◆ Your task ◆
Return every line of the data below that includes the string "floral".

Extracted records

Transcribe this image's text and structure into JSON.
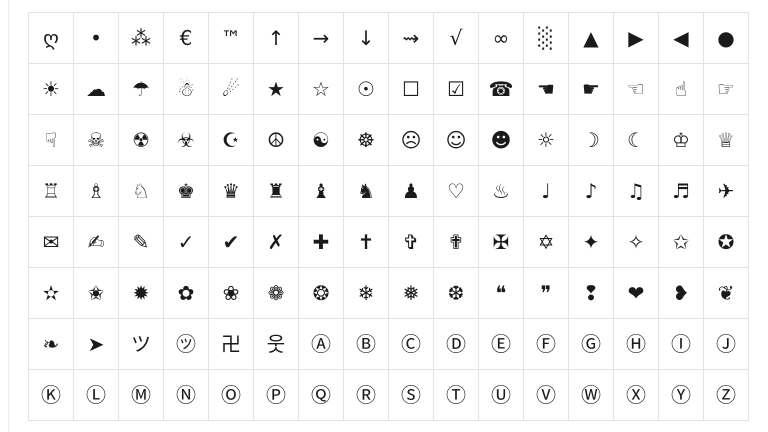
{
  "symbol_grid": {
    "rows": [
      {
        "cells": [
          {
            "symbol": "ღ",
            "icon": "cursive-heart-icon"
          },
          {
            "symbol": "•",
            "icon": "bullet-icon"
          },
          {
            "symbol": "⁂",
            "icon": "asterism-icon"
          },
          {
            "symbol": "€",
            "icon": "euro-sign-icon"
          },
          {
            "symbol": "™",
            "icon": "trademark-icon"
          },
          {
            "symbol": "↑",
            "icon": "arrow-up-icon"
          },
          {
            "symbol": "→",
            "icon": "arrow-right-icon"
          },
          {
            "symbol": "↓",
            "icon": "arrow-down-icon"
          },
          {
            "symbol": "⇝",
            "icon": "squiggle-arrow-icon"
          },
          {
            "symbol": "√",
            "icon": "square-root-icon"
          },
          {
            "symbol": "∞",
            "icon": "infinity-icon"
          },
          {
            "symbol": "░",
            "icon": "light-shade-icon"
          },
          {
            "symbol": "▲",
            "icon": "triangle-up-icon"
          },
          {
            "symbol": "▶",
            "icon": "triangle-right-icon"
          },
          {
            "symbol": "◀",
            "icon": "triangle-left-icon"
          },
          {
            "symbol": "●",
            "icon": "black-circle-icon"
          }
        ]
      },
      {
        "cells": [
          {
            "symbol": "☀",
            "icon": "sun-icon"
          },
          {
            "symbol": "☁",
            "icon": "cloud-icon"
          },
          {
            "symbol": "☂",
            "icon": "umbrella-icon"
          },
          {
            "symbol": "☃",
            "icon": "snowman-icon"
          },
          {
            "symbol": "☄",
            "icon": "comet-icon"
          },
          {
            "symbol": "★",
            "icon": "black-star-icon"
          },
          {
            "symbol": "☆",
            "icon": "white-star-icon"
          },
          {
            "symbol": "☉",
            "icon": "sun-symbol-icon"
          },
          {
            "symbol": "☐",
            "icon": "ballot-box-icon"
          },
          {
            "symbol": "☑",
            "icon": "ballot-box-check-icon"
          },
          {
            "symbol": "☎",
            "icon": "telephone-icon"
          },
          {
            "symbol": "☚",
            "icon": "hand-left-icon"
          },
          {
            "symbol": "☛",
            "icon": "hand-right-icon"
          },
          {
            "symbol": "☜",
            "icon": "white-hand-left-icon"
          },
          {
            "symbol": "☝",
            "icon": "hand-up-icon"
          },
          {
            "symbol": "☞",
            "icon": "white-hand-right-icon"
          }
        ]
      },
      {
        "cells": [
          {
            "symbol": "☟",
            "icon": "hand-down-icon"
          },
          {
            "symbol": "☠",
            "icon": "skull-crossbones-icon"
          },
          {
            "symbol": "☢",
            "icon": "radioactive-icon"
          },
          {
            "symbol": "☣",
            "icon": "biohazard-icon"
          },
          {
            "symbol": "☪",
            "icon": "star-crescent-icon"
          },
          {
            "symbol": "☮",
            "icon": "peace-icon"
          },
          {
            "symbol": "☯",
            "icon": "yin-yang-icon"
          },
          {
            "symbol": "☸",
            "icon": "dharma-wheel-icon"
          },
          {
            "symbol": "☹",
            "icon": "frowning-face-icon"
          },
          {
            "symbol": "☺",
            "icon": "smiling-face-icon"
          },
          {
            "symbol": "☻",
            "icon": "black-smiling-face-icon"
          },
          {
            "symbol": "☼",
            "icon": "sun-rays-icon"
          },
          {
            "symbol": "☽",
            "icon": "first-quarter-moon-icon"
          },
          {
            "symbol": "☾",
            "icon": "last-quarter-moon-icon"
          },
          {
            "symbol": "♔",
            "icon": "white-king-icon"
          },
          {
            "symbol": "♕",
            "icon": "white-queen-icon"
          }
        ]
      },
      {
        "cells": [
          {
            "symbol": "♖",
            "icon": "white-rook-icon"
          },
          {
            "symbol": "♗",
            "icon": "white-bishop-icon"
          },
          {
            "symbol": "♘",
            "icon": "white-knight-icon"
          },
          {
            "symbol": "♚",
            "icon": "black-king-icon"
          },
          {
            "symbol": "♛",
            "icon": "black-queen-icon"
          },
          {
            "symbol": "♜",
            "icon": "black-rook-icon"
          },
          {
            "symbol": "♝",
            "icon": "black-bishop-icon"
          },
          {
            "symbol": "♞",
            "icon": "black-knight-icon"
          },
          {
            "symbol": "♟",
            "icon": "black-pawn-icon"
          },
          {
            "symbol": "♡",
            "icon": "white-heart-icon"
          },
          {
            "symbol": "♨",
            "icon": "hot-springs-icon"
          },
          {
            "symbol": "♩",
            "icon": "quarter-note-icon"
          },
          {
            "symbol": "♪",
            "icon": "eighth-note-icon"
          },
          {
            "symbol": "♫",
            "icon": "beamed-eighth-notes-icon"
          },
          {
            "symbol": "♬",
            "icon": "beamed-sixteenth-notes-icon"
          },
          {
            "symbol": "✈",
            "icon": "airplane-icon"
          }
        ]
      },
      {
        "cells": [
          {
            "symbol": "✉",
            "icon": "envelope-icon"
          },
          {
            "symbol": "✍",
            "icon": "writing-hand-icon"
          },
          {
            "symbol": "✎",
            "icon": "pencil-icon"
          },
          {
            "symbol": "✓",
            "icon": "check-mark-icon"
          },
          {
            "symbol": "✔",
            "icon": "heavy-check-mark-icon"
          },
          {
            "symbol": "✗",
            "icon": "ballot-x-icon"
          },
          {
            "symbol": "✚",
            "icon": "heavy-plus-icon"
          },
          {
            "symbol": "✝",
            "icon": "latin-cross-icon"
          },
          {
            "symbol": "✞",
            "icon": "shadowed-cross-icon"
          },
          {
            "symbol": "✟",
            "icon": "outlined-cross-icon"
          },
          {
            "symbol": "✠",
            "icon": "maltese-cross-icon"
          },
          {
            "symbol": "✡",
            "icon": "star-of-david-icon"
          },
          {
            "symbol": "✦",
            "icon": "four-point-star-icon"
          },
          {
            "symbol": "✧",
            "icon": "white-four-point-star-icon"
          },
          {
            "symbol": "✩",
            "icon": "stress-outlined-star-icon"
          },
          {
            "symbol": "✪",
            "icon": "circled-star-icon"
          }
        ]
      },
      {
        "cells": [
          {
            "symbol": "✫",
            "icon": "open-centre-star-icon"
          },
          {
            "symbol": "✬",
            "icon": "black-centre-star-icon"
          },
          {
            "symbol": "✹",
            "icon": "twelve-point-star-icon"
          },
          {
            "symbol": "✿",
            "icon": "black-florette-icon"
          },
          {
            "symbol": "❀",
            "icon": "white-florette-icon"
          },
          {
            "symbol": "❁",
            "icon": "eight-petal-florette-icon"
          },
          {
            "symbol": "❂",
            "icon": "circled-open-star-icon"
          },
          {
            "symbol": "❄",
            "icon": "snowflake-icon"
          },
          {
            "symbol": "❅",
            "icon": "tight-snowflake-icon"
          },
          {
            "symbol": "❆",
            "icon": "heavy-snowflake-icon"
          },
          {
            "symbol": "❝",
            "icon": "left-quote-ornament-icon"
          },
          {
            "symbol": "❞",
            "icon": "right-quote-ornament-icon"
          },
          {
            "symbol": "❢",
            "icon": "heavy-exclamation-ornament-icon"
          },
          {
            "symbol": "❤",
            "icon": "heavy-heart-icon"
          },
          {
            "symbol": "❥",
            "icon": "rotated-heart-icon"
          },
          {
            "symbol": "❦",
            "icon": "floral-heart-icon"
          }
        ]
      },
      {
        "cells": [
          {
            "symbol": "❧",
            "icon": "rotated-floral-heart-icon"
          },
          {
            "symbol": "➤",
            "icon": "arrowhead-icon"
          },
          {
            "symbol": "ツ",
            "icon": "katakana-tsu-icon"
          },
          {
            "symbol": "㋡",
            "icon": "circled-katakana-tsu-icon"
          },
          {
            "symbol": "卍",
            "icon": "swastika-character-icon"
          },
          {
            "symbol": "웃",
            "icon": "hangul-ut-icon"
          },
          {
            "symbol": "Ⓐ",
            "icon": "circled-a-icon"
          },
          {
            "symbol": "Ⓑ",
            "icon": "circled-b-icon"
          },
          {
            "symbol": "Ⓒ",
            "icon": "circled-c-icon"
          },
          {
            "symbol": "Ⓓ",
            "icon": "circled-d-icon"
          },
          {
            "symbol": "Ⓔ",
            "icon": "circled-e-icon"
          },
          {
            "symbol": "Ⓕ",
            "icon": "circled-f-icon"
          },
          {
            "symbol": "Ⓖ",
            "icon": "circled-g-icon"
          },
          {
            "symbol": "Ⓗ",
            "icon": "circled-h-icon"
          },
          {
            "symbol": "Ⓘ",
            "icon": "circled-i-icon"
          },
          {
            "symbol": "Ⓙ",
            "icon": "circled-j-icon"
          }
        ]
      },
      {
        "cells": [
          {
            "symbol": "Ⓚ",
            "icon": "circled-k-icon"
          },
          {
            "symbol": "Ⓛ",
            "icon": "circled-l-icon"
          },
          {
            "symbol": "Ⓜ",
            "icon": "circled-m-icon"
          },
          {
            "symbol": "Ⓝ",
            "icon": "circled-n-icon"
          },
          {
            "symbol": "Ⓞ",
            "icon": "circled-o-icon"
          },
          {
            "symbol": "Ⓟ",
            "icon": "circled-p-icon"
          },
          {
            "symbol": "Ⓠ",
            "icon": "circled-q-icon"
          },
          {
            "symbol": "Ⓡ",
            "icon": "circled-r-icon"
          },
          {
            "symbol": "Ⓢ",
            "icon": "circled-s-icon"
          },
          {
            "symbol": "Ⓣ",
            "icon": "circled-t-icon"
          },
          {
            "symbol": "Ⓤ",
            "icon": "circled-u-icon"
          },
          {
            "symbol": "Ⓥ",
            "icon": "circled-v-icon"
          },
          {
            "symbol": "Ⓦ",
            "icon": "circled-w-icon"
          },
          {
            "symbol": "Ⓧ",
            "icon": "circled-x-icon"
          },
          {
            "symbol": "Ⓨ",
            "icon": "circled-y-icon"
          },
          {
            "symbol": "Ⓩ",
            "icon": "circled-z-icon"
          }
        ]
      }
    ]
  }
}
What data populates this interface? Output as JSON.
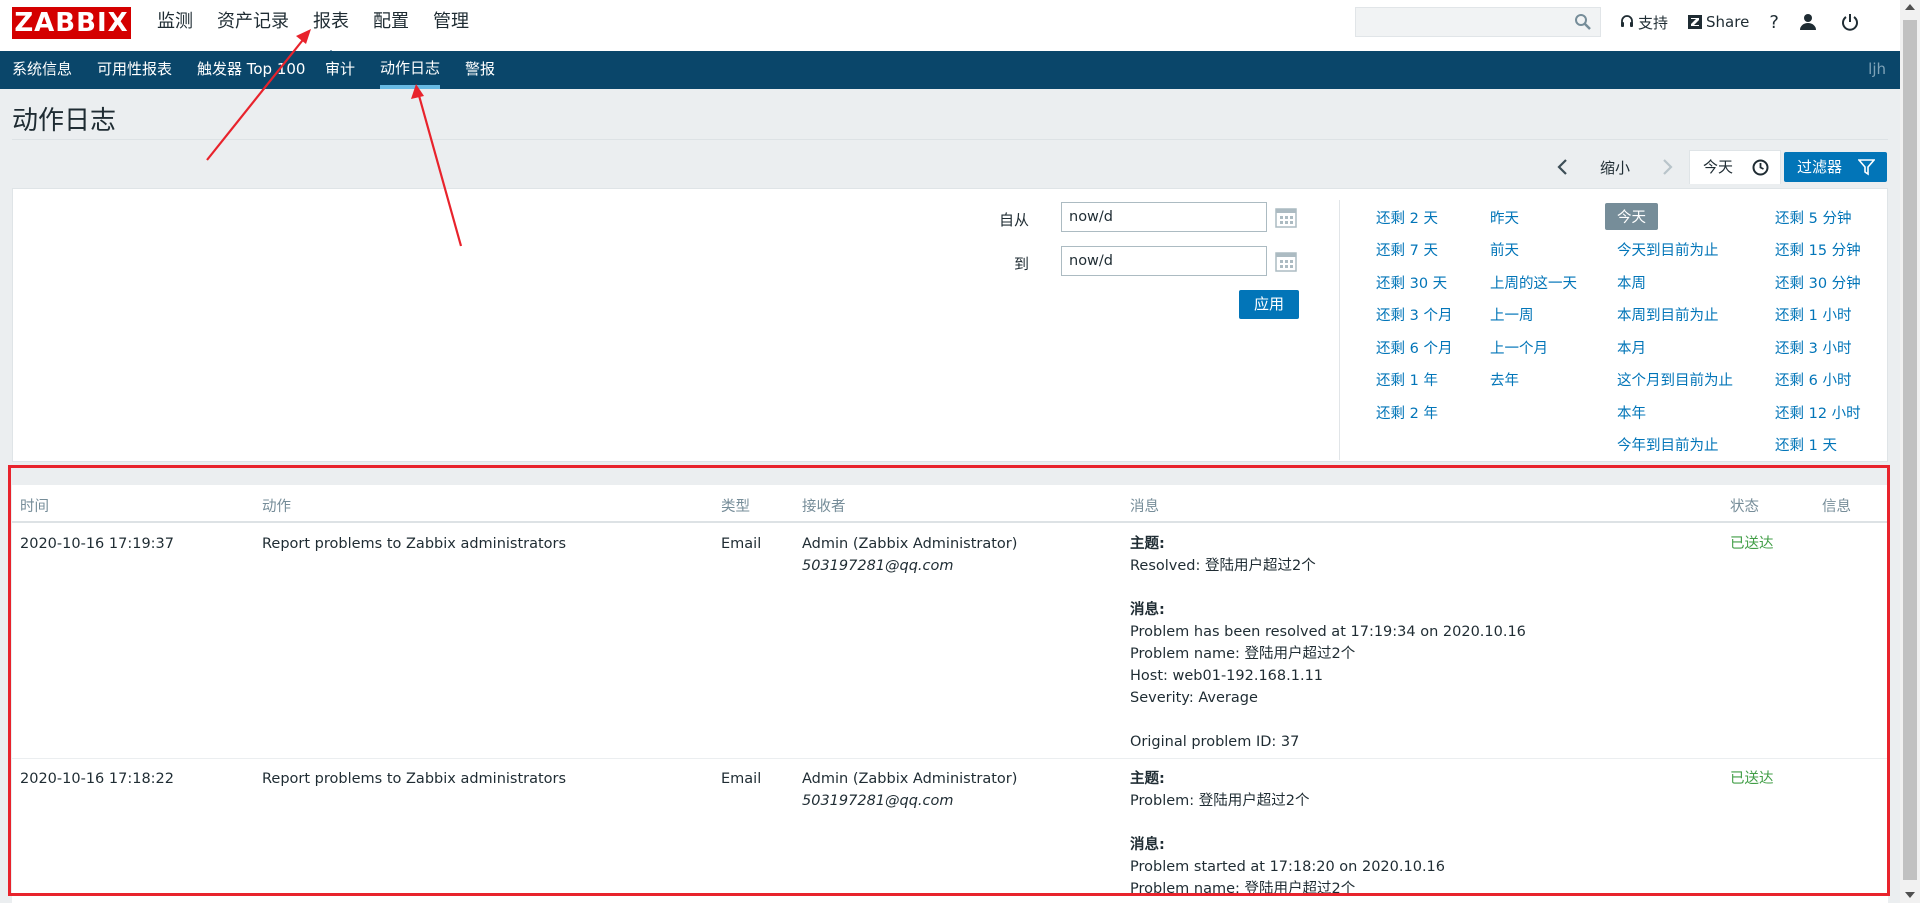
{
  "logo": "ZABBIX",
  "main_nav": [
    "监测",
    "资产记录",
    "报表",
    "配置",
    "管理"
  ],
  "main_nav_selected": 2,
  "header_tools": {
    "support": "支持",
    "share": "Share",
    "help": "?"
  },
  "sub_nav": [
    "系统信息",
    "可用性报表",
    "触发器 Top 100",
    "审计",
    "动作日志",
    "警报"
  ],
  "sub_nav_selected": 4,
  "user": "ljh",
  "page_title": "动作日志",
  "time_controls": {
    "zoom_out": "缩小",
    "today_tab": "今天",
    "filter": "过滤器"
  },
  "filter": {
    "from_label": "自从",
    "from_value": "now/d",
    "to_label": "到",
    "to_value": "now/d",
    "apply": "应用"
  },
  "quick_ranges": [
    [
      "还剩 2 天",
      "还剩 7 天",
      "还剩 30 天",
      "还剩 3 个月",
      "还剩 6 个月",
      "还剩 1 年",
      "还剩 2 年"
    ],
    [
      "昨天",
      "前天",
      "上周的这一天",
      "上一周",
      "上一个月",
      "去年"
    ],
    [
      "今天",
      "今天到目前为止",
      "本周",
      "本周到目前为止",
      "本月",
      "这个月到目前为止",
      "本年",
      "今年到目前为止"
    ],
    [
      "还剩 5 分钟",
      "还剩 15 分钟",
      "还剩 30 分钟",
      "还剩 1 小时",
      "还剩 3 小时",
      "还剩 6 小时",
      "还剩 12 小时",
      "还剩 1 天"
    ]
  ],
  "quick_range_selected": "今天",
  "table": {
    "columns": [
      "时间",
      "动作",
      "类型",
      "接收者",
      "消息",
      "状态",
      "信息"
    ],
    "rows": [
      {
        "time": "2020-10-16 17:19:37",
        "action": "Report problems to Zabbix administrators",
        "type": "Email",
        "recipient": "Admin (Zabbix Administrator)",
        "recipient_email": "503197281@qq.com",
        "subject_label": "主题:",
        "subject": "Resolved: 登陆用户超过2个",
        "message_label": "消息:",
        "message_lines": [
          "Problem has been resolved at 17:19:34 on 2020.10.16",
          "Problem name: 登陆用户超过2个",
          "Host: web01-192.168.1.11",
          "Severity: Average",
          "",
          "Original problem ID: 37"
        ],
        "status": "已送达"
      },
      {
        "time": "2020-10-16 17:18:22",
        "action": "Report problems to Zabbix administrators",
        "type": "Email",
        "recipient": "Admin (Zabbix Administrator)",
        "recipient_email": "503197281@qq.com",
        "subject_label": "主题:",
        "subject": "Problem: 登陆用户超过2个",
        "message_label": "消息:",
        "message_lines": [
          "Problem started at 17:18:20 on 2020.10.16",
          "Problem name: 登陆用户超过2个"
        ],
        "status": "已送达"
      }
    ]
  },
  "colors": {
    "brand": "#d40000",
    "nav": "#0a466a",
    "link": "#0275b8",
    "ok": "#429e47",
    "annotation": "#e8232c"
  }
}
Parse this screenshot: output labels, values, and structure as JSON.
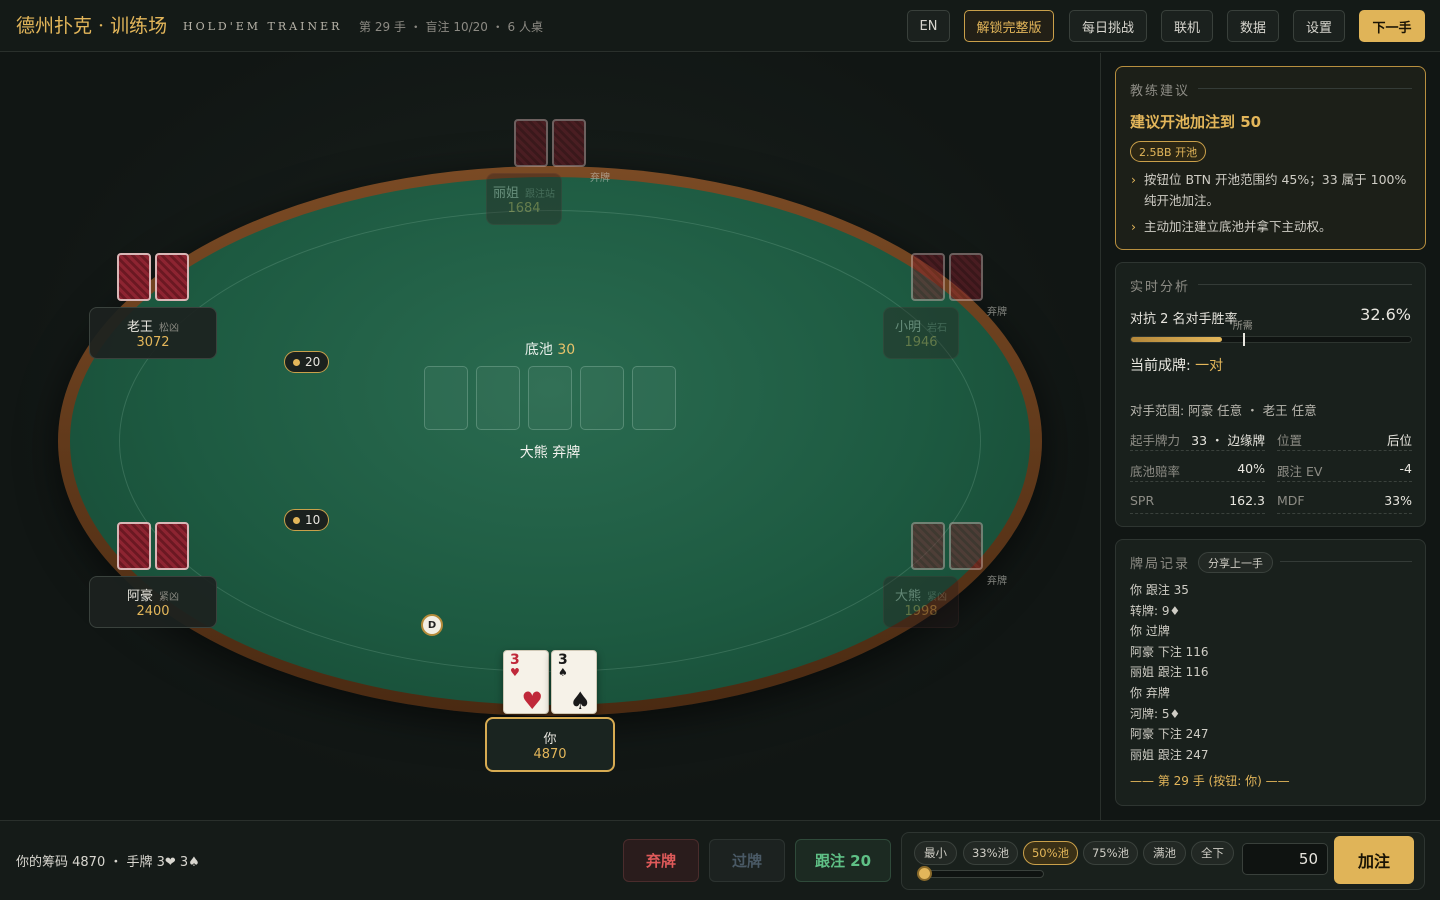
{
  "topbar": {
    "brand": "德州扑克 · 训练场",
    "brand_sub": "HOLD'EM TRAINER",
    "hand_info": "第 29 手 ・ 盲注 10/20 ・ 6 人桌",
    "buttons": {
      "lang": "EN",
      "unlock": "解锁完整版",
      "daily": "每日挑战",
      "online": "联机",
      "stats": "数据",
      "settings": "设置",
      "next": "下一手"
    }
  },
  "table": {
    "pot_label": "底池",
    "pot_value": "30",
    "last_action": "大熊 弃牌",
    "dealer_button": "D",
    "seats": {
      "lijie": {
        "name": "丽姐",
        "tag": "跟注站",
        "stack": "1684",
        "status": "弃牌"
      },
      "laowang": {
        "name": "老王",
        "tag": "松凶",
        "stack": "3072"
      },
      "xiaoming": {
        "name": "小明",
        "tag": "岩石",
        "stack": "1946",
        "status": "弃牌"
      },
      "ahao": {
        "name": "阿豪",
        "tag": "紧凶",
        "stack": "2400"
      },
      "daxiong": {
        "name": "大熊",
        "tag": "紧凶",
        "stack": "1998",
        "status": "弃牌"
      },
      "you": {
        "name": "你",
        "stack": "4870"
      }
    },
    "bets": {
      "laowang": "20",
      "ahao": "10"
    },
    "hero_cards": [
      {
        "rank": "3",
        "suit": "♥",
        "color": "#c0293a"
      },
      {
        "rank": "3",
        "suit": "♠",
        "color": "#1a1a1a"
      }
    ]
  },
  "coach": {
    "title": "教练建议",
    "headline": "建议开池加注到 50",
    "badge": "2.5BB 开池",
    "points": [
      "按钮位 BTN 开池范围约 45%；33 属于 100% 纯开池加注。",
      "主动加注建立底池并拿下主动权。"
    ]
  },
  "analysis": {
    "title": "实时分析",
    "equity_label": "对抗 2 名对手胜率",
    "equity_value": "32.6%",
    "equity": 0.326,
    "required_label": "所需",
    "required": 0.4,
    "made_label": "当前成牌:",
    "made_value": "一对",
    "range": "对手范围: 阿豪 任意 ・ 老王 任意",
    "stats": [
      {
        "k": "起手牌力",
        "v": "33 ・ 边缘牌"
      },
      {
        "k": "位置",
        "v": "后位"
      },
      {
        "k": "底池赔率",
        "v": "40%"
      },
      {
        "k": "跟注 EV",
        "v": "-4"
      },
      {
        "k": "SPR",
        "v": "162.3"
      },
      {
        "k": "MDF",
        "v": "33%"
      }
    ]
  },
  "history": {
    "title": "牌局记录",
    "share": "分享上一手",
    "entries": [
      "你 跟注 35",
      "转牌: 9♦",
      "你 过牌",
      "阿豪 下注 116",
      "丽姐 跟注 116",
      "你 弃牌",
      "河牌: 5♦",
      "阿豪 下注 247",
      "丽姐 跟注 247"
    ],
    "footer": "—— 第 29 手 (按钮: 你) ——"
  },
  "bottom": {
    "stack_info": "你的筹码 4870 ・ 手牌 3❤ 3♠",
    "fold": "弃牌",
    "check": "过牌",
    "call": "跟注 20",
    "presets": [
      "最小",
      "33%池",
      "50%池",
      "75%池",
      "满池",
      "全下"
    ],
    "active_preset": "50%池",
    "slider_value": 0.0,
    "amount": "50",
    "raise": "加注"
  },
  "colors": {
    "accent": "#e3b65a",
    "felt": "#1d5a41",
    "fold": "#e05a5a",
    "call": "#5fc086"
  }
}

◆ The output ◆
            "icon": "floral-heart-icon"
            "icon": "rotated-floral-heart-icon"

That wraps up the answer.